[Extracted data entries]
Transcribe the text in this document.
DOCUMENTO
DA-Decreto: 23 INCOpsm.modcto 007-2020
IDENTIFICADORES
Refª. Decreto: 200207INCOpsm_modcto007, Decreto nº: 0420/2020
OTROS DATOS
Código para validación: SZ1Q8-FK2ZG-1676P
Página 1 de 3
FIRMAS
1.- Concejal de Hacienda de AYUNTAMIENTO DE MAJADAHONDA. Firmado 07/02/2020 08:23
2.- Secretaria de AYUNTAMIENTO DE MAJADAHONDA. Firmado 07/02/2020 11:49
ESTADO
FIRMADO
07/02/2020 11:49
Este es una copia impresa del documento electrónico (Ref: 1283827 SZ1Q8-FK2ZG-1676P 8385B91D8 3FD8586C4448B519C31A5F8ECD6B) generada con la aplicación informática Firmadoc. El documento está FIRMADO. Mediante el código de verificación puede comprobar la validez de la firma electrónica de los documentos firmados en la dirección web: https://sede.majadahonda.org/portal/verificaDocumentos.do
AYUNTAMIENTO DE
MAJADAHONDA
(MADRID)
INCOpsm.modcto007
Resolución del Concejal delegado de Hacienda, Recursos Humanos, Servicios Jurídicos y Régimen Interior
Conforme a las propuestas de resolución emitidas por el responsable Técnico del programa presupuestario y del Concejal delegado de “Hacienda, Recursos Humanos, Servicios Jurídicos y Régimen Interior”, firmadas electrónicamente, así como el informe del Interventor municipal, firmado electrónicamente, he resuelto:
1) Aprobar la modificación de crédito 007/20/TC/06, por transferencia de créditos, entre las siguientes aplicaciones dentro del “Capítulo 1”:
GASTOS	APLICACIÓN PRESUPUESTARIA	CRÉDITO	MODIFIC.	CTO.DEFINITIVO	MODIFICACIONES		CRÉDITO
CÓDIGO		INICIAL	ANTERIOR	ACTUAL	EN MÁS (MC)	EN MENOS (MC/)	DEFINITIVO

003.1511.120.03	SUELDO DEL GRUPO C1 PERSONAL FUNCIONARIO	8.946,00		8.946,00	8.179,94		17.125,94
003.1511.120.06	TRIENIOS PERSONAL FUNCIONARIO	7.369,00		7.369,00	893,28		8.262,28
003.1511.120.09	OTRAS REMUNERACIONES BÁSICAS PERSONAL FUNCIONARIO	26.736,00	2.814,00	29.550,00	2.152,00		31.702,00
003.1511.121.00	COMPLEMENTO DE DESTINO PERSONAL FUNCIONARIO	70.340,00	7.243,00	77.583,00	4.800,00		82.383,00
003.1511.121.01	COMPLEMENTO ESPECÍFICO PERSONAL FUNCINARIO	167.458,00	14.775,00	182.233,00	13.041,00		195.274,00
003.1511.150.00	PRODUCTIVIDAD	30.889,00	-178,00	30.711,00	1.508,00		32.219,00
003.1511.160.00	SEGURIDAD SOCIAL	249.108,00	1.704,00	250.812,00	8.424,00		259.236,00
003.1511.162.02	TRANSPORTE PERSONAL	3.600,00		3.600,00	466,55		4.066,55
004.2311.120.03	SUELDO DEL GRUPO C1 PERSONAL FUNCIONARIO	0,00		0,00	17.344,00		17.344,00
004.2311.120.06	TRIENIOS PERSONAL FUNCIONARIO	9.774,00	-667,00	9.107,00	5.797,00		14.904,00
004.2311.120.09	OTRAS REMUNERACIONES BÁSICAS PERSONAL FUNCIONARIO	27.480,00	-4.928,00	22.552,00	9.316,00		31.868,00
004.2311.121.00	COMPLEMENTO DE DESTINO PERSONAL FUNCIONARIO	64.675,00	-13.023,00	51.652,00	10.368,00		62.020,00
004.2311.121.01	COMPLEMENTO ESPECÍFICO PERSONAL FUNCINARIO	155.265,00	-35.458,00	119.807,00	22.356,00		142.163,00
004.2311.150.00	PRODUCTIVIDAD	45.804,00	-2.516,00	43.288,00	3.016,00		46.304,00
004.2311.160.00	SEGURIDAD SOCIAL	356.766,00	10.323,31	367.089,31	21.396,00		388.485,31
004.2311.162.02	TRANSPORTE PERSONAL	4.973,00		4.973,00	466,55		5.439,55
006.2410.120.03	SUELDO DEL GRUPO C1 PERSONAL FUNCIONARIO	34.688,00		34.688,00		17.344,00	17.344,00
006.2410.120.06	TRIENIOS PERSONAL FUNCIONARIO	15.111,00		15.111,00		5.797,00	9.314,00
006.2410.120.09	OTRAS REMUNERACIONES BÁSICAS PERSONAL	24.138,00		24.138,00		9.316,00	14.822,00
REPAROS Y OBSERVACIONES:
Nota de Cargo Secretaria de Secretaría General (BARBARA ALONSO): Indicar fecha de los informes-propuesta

→ **Given request**
How many lines in the records above contain the word "delegado"? Reply with the number alone.

→ **Exercise solution**
2